**Element and coordinate records:**
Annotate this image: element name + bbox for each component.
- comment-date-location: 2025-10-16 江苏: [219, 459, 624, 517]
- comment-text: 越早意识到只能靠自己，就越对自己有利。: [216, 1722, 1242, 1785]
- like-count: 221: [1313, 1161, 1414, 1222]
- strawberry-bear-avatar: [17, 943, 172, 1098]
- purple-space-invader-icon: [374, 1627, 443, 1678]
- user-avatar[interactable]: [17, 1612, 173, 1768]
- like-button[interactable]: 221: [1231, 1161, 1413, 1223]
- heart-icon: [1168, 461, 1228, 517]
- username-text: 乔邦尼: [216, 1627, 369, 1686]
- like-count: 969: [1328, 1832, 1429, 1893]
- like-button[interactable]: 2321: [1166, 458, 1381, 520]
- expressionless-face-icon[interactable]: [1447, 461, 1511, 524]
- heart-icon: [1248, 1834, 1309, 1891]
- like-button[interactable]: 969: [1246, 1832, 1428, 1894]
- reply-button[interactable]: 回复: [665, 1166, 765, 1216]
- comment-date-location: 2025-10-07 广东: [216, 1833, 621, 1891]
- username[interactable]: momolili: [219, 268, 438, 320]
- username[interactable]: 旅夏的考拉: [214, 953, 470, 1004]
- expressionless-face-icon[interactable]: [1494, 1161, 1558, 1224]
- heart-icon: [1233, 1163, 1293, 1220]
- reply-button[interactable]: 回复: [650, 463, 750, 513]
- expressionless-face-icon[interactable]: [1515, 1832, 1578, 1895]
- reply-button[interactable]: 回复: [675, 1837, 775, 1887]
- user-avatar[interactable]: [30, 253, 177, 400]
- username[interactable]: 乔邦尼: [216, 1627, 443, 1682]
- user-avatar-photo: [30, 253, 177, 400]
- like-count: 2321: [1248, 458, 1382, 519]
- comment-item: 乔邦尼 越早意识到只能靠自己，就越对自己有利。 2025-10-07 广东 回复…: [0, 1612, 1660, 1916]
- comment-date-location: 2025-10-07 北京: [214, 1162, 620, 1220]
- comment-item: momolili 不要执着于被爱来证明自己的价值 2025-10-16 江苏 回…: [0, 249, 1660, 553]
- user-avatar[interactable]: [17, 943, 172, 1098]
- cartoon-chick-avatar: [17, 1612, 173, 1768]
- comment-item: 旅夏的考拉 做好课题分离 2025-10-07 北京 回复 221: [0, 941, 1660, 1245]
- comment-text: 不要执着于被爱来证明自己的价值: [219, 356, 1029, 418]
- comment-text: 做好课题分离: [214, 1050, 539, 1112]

**WHAT YOU NEED TO DO:** Rewrite the rows above with "heart-icon" renamed to "love-icon" wherever it occurs, keeping everything else the same.

**ANSWER TO THE TASK:**
Annotate this image: element name + bbox for each component.
- comment-date-location: 2025-10-16 江苏: [219, 459, 624, 517]
- comment-text: 越早意识到只能靠自己，就越对自己有利。: [216, 1722, 1242, 1785]
- like-count: 221: [1313, 1161, 1414, 1222]
- strawberry-bear-avatar: [17, 943, 172, 1098]
- purple-space-invader-icon: [374, 1627, 443, 1678]
- user-avatar[interactable]: [17, 1612, 173, 1768]
- like-button[interactable]: 221: [1231, 1161, 1413, 1223]
- love-icon: [1168, 461, 1228, 517]
- username-text: 乔邦尼: [216, 1627, 369, 1686]
- like-count: 969: [1328, 1832, 1429, 1893]
- like-button[interactable]: 2321: [1166, 458, 1381, 520]
- expressionless-face-icon[interactable]: [1447, 461, 1511, 524]
- love-icon: [1248, 1834, 1309, 1891]
- like-button[interactable]: 969: [1246, 1832, 1428, 1894]
- reply-button[interactable]: 回复: [665, 1166, 765, 1216]
- comment-date-location: 2025-10-07 广东: [216, 1833, 621, 1891]
- username[interactable]: momolili: [219, 268, 438, 320]
- username[interactable]: 旅夏的考拉: [214, 953, 470, 1004]
- expressionless-face-icon[interactable]: [1494, 1161, 1558, 1224]
- love-icon: [1233, 1163, 1293, 1220]
- reply-button[interactable]: 回复: [650, 463, 750, 513]
- expressionless-face-icon[interactable]: [1515, 1832, 1578, 1895]
- reply-button[interactable]: 回复: [675, 1837, 775, 1887]
- user-avatar[interactable]: [30, 253, 177, 400]
- username[interactable]: 乔邦尼: [216, 1627, 443, 1682]
- user-avatar-photo: [30, 253, 177, 400]
- like-count: 2321: [1248, 458, 1382, 519]
- comment-item: 乔邦尼 越早意识到只能靠自己，就越对自己有利。 2025-10-07 广东 回复…: [0, 1612, 1660, 1916]
- comment-date-location: 2025-10-07 北京: [214, 1162, 620, 1220]
- comment-item: momolili 不要执着于被爱来证明自己的价值 2025-10-16 江苏 回…: [0, 249, 1660, 553]
- user-avatar[interactable]: [17, 943, 172, 1098]
- cartoon-chick-avatar: [17, 1612, 173, 1768]
- comment-item: 旅夏的考拉 做好课题分离 2025-10-07 北京 回复 221: [0, 941, 1660, 1245]
- comment-text: 不要执着于被爱来证明自己的价值: [219, 356, 1029, 418]
- comment-text: 做好课题分离: [214, 1050, 539, 1112]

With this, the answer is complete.